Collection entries
-----
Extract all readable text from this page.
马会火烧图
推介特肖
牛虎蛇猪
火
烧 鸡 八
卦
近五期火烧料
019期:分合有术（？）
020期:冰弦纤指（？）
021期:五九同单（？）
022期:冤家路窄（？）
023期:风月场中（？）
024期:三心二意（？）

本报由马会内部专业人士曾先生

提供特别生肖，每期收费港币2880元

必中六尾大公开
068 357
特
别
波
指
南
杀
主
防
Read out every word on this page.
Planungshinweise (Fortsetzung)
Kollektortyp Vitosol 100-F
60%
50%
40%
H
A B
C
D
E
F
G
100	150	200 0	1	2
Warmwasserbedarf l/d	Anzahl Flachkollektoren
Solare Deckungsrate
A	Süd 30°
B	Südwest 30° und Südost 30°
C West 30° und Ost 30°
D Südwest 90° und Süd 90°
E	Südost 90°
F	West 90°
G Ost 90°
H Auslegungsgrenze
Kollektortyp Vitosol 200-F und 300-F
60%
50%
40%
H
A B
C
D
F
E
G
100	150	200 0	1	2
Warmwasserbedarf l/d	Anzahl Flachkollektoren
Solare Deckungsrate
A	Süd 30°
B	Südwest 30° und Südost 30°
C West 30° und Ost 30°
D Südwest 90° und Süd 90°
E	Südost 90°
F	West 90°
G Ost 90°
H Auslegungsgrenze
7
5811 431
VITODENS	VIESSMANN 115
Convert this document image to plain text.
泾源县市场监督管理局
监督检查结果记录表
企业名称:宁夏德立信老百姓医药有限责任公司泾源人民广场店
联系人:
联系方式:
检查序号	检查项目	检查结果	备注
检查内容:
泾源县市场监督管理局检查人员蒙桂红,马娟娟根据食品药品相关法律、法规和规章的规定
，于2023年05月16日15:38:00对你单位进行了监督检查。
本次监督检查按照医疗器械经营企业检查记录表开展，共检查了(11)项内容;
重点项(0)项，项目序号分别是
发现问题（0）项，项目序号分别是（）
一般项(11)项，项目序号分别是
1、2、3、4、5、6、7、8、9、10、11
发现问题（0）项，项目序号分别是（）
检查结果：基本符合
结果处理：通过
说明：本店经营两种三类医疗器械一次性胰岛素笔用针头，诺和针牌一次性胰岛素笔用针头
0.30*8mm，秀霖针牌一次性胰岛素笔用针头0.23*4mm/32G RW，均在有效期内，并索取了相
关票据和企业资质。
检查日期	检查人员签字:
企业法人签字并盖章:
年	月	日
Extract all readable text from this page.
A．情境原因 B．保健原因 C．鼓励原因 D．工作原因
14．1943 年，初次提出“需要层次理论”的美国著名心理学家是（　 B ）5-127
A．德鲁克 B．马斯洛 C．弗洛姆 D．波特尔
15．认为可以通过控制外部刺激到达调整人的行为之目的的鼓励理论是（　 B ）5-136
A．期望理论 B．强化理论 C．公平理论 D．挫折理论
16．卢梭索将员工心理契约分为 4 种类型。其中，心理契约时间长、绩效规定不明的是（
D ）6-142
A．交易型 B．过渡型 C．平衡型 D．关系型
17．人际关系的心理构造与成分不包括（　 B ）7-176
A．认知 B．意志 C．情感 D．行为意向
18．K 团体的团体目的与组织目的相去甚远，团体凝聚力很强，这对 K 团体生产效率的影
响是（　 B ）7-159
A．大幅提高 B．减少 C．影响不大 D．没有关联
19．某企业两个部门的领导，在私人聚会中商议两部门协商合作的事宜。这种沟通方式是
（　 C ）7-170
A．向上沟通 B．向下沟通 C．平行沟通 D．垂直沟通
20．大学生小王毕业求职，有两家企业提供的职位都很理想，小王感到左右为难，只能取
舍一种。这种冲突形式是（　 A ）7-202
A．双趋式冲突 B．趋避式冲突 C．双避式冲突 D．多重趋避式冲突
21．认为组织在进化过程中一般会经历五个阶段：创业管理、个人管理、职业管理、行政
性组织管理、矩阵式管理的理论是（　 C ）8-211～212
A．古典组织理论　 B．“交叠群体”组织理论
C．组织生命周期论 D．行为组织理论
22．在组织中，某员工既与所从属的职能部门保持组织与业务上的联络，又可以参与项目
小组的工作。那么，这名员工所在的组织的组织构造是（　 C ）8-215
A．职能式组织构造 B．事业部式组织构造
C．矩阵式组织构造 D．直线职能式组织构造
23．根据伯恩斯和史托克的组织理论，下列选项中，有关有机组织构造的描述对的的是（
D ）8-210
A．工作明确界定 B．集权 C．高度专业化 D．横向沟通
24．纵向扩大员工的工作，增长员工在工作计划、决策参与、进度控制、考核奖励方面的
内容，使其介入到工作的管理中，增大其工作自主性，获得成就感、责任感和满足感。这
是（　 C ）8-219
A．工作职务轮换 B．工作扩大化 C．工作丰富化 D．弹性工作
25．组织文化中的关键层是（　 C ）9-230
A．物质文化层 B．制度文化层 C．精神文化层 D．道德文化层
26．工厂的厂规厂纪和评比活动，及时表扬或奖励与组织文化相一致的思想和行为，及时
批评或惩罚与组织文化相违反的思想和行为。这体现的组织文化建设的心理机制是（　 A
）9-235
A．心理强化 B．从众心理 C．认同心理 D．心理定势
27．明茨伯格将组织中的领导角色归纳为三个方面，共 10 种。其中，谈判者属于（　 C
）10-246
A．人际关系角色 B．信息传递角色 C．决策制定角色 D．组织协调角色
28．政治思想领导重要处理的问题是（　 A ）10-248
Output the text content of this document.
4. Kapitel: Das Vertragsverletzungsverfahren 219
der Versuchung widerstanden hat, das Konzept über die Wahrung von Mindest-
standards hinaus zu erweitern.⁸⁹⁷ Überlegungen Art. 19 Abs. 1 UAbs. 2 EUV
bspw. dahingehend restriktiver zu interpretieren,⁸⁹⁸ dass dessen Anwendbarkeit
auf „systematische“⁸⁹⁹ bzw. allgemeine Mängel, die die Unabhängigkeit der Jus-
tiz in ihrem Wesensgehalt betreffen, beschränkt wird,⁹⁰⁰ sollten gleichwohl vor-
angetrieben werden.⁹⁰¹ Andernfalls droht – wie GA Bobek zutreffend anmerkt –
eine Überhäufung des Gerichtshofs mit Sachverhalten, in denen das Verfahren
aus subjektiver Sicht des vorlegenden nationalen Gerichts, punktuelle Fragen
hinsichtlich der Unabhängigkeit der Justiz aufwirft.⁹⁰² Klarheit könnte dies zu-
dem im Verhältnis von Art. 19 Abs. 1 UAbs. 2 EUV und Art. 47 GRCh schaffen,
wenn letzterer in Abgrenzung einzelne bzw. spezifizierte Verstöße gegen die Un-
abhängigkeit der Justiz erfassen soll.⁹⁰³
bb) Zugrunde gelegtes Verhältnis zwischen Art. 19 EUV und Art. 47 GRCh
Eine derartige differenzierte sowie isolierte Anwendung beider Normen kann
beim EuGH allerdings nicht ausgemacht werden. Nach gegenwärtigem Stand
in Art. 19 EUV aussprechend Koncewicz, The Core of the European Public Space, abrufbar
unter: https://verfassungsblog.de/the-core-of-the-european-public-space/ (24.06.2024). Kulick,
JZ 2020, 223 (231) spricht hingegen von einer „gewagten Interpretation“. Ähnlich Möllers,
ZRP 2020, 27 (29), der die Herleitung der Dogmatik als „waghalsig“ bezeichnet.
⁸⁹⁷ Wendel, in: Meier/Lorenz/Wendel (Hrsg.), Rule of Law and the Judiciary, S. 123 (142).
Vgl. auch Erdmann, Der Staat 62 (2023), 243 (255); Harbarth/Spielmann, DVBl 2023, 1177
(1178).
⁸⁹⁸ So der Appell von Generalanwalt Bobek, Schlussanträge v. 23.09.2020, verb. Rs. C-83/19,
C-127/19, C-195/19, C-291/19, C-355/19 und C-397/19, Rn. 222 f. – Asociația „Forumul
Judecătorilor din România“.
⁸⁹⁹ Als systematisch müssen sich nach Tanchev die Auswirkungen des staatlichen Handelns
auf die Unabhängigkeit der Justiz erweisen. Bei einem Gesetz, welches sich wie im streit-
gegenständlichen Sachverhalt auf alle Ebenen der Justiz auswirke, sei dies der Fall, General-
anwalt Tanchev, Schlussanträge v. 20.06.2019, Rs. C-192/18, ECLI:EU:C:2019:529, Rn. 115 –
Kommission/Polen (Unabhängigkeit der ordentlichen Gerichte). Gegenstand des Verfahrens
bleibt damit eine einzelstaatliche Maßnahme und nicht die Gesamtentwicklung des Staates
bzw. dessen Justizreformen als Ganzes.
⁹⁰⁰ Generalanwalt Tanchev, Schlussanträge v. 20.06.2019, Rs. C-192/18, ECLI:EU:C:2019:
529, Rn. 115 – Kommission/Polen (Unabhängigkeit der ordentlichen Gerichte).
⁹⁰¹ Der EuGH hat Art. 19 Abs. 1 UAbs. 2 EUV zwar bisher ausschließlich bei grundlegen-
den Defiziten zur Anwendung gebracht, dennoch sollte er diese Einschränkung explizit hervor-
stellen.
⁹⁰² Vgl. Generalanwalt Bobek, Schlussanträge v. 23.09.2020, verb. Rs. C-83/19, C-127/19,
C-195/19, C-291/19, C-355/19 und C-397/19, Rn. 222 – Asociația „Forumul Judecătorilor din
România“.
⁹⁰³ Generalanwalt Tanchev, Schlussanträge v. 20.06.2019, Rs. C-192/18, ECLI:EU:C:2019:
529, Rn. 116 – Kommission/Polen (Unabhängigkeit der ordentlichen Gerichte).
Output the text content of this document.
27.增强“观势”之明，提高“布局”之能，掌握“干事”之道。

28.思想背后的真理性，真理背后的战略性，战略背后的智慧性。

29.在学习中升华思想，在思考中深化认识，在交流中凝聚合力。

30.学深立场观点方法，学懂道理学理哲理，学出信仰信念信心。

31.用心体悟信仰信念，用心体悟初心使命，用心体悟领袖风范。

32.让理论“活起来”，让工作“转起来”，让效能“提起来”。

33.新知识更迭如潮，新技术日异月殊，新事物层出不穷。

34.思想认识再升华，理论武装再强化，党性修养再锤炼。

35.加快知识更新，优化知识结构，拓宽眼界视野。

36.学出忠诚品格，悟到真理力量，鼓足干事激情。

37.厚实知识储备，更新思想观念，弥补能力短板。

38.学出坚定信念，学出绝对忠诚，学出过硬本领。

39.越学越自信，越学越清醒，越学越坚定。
-----
**Required task:** Pick out the lines that have the word "Kommission". Copy them all.

**Reply to the task:**
Kommission/Polen (Unabhängigkeit der ordentlichen Gerichte). Gegenstand des Verfahrens
529, Rn. 115 – Kommission/Polen (Unabhängigkeit der ordentlichen Gerichte).
529, Rn. 116 – Kommission/Polen (Unabhängigkeit der ordentlichen Gerichte).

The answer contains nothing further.